#### DIRECTIONS:
Transcribe the records that follow, preserving every word.

#### EXTRACTED INFORMATION:
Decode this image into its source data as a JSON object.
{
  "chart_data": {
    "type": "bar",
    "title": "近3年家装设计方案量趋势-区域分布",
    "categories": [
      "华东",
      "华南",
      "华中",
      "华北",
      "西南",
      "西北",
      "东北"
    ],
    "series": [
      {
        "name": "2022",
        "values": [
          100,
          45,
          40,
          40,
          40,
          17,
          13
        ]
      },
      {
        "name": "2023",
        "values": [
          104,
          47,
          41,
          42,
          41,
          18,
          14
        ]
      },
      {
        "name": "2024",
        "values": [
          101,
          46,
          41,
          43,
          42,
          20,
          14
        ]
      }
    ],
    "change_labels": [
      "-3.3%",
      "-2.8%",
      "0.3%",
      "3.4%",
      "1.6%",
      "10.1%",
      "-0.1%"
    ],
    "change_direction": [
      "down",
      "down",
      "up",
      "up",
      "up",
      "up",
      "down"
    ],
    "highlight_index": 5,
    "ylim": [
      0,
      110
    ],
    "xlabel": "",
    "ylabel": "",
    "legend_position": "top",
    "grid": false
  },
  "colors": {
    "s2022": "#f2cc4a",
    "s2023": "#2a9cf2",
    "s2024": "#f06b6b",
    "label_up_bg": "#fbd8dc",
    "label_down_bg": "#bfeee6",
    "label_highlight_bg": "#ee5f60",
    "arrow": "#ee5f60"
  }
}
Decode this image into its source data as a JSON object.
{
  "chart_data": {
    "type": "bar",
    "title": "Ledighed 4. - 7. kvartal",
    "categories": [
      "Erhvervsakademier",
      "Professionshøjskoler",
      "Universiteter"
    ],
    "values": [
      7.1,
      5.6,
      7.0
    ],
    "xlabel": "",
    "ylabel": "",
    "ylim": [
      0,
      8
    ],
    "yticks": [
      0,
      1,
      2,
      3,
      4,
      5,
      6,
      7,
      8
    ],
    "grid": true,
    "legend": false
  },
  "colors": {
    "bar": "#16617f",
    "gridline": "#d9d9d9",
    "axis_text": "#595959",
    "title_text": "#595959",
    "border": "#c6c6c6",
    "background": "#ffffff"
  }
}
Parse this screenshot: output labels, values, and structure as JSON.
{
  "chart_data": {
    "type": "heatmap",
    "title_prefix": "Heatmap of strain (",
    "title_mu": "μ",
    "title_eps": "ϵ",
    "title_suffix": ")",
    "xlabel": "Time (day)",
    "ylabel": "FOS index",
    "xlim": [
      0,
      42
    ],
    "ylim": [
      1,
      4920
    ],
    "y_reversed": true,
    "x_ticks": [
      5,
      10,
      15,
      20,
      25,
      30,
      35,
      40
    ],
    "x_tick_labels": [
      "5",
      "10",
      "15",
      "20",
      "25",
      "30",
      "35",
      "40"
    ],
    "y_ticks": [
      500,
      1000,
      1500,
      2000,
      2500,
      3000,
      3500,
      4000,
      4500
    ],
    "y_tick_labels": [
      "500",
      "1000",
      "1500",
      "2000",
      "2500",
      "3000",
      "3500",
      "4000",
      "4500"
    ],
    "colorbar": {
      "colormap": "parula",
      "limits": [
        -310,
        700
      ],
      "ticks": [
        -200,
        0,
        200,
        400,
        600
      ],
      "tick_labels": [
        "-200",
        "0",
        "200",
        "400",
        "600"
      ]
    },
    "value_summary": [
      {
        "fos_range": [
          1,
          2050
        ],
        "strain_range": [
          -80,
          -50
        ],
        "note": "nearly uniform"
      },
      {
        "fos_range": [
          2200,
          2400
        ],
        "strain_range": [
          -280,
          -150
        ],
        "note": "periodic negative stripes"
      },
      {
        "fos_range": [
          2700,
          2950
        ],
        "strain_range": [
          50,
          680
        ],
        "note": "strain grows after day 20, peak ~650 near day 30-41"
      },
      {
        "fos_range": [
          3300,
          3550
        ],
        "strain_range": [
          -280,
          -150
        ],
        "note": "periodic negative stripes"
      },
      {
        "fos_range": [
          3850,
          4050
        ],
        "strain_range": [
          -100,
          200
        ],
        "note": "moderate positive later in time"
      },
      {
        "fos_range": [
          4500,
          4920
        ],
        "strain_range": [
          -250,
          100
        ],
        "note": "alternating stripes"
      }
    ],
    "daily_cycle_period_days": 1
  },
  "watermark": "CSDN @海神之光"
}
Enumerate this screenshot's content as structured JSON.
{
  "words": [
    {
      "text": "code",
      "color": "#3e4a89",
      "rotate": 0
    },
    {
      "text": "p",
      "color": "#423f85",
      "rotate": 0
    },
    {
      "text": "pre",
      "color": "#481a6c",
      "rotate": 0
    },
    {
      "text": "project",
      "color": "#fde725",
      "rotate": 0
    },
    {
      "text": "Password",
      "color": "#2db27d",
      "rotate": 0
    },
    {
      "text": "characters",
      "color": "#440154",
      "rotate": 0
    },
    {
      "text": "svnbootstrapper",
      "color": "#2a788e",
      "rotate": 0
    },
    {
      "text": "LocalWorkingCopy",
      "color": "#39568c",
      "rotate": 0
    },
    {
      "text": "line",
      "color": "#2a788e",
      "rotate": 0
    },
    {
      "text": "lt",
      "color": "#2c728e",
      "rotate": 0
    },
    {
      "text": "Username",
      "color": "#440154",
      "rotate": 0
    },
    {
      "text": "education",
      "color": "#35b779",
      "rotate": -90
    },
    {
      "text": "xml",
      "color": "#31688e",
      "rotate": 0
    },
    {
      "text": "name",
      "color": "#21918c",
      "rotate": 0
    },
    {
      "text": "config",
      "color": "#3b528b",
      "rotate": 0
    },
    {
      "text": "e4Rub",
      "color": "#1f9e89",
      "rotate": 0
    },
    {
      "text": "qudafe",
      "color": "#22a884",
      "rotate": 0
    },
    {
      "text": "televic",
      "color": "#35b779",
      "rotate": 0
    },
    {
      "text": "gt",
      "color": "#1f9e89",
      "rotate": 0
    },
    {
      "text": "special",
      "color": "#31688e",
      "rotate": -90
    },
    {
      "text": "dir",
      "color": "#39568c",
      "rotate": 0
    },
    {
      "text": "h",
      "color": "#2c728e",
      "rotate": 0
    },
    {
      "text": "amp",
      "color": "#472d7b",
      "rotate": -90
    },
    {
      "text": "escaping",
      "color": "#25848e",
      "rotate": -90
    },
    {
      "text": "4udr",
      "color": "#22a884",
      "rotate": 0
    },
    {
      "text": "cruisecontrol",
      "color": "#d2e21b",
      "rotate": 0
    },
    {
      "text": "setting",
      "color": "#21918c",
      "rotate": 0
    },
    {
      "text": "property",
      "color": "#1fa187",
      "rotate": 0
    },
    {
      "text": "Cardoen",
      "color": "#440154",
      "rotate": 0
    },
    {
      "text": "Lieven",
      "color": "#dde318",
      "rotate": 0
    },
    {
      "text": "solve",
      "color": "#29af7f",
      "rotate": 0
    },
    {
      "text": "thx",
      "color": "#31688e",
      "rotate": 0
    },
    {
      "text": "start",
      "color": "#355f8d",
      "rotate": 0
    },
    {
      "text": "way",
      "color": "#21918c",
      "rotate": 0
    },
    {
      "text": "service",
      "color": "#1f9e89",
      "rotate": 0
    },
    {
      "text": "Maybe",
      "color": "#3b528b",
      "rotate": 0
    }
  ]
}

#### EXERCISE RESPONSE:
Decode this image into its source data as a JSON object.
{
  "chart_data": {
    "type": "bar",
    "title": "近3年家装设计方案量趋势-区域分布",
    "categories": [
      "华东",
      "华南",
      "华中",
      "华北",
      "西南",
      "西北",
      "东北"
    ],
    "series": [
      {
        "name": "2022",
        "values": [
          100,
          45,
          40,
          40,
          40,
          17,
          13
        ]
      },
      {
        "name": "2023",
        "values": [
          104,
          47,
          41,
          42,
          41,
          18,
          14
        ]
      },
      {
        "name": "2024",
        "values": [
          101,
          46,
          41,
          43,
          42,
          20,
          14
        ]
      }
    ],
    "change_labels": [
      "-3.3%",
      "-2.8%",
      "0.3%",
      "3.4%",
      "1.6%",
      "10.1%",
      "-0.1%"
    ],
    "change_direction": [
      "down",
      "down",
      "up",
      "up",
      "up",
      "up",
      "down"
    ],
    "highlight_index": 5,
    "ylim": [
      0,
      110
    ],
    "xlabel": "",
    "ylabel": "",
    "legend_position": "top",
    "grid": false
  },
  "colors": {
    "s2022": "#f2cc4a",
    "s2023": "#2a9cf2",
    "s2024": "#f06b6b",
    "label_up_bg": "#fbd8dc",
    "label_down_bg": "#bfeee6",
    "label_highlight_bg": "#ee5f60",
    "arrow": "#ee5f60"
  }
}
Decode this image into its source data as a JSON object.
{
  "chart_data": {
    "type": "bar",
    "title": "Ledighed 4. - 7. kvartal",
    "categories": [
      "Erhvervsakademier",
      "Professionshøjskoler",
      "Universiteter"
    ],
    "values": [
      7.1,
      5.6,
      7.0
    ],
    "xlabel": "",
    "ylabel": "",
    "ylim": [
      0,
      8
    ],
    "yticks": [
      0,
      1,
      2,
      3,
      4,
      5,
      6,
      7,
      8
    ],
    "grid": true,
    "legend": false
  },
  "colors": {
    "bar": "#16617f",
    "gridline": "#d9d9d9",
    "axis_text": "#595959",
    "title_text": "#595959",
    "border": "#c6c6c6",
    "background": "#ffffff"
  }
}
Parse this screenshot: output labels, values, and structure as JSON.
{
  "chart_data": {
    "type": "heatmap",
    "title_prefix": "Heatmap of strain (",
    "title_mu": "μ",
    "title_eps": "ϵ",
    "title_suffix": ")",
    "xlabel": "Time (day)",
    "ylabel": "FOS index",
    "xlim": [
      0,
      42
    ],
    "ylim": [
      1,
      4920
    ],
    "y_reversed": true,
    "x_ticks": [
      5,
      10,
      15,
      20,
      25,
      30,
      35,
      40
    ],
    "x_tick_labels": [
      "5",
      "10",
      "15",
      "20",
      "25",
      "30",
      "35",
      "40"
    ],
    "y_ticks": [
      500,
      1000,
      1500,
      2000,
      2500,
      3000,
      3500,
      4000,
      4500
    ],
    "y_tick_labels": [
      "500",
      "1000",
      "1500",
      "2000",
      "2500",
      "3000",
      "3500",
      "4000",
      "4500"
    ],
    "colorbar": {
      "colormap": "parula",
      "limits": [
        -310,
        700
      ],
      "ticks": [
        -200,
        0,
        200,
        400,
        600
      ],
      "tick_labels": [
        "-200",
        "0",
        "200",
        "400",
        "600"
      ]
    },
    "value_summary": [
      {
        "fos_range": [
          1,
          2050
        ],
        "strain_range": [
          -80,
          -50
        ],
        "note": "nearly uniform"
      },
      {
        "fos_range": [
          2200,
          2400
        ],
        "strain_range": [
          -280,
          -150
        ],
        "note": "periodic negative stripes"
      },
      {
        "fos_range": [
          2700,
          2950
        ],
        "strain_range": [
          50,
          680
        ],
        "note": "strain grows after day 20, peak ~650 near day 30-41"
      },
      {
        "fos_range": [
          3300,
          3550
        ],
        "strain_range": [
          -280,
          -150
        ],
        "note": "periodic negative stripes"
      },
      {
        "fos_range": [
          3850,
          4050
        ],
        "strain_range": [
          -100,
          200
        ],
        "note": "moderate positive later in time"
      },
      {
        "fos_range": [
          4500,
          4920
        ],
        "strain_range": [
          -250,
          100
        ],
        "note": "alternating stripes"
      }
    ],
    "daily_cycle_period_days": 1
  },
  "watermark": "CSDN @海神之光"
}
Enumerate this screenshot's content as structured JSON.
{
  "words": [
    {
      "text": "code",
      "color": "#3e4a89",
      "rotate": 0
    },
    {
      "text": "p",
      "color": "#423f85",
      "rotate": 0
    },
    {
      "text": "pre",
      "color": "#481a6c",
      "rotate": 0
    },
    {
      "text": "project",
      "color": "#fde725",
      "rotate": 0
    },
    {
      "text": "Password",
      "color": "#2db27d",
      "rotate": 0
    },
    {
      "text": "characters",
      "color": "#440154",
      "rotate": 0
    },
    {
      "text": "svnbootstrapper",
      "color": "#2a788e",
      "rotate": 0
    },
    {
      "text": "LocalWorkingCopy",
      "color": "#39568c",
      "rotate": 0
    },
    {
      "text": "line",
      "color": "#2a788e",
      "rotate": 0
    },
    {
      "text": "lt",
      "color": "#2c728e",
      "rotate": 0
    },
    {
      "text": "Username",
      "color": "#440154",
      "rotate": 0
    },
    {
      "text": "education",
      "color": "#35b779",
      "rotate": -90
    },
    {
      "text": "xml",
      "color": "#31688e",
      "rotate": 0
    },
    {
      "text": "name",
      "color": "#21918c",
      "rotate": 0
    },
    {
      "text": "config",
      "color": "#3b528b",
      "rotate": 0
    },
    {
      "text": "e4Rub",
      "color": "#1f9e89",
      "rotate": 0
    },
    {
      "text": "qudafe",
      "color": "#22a884",
      "rotate": 0
    },
    {
      "text": "televic",
      "color": "#35b779",
      "rotate": 0
    },
    {
      "text": "gt",
      "color": "#1f9e89",
      "rotate": 0
    },
    {
      "text": "special",
      "color": "#31688e",
      "rotate": -90
    },
    {
      "text": "dir",
      "color": "#39568c",
      "rotate": 0
    },
    {
      "text": "h",
      "color": "#2c728e",
      "rotate": 0
    },
    {
      "text": "amp",
      "color": "#472d7b",
      "rotate": -90
    },
    {
      "text": "escaping",
      "color": "#25848e",
      "rotate": -90
    },
    {
      "text": "4udr",
      "color": "#22a884",
      "rotate": 0
    },
    {
      "text": "cruisecontrol",
      "color": "#d2e21b",
      "rotate": 0
    },
    {
      "text": "setting",
      "color": "#21918c",
      "rotate": 0
    },
    {
      "text": "property",
      "color": "#1fa187",
      "rotate": 0
    },
    {
      "text": "Cardoen",
      "color": "#440154",
      "rotate": 0
    },
    {
      "text": "Lieven",
      "color": "#dde318",
      "rotate": 0
    },
    {
      "text": "solve",
      "color": "#29af7f",
      "rotate": 0
    },
    {
      "text": "thx",
      "color": "#31688e",
      "rotate": 0
    },
    {
      "text": "start",
      "color": "#355f8d",
      "rotate": 0
    },
    {
      "text": "way",
      "color": "#21918c",
      "rotate": 0
    },
    {
      "text": "service",
      "color": "#1f9e89",
      "rotate": 0
    },
    {
      "text": "Maybe",
      "color": "#3b528b",
      "rotate": 0
    }
  ]
}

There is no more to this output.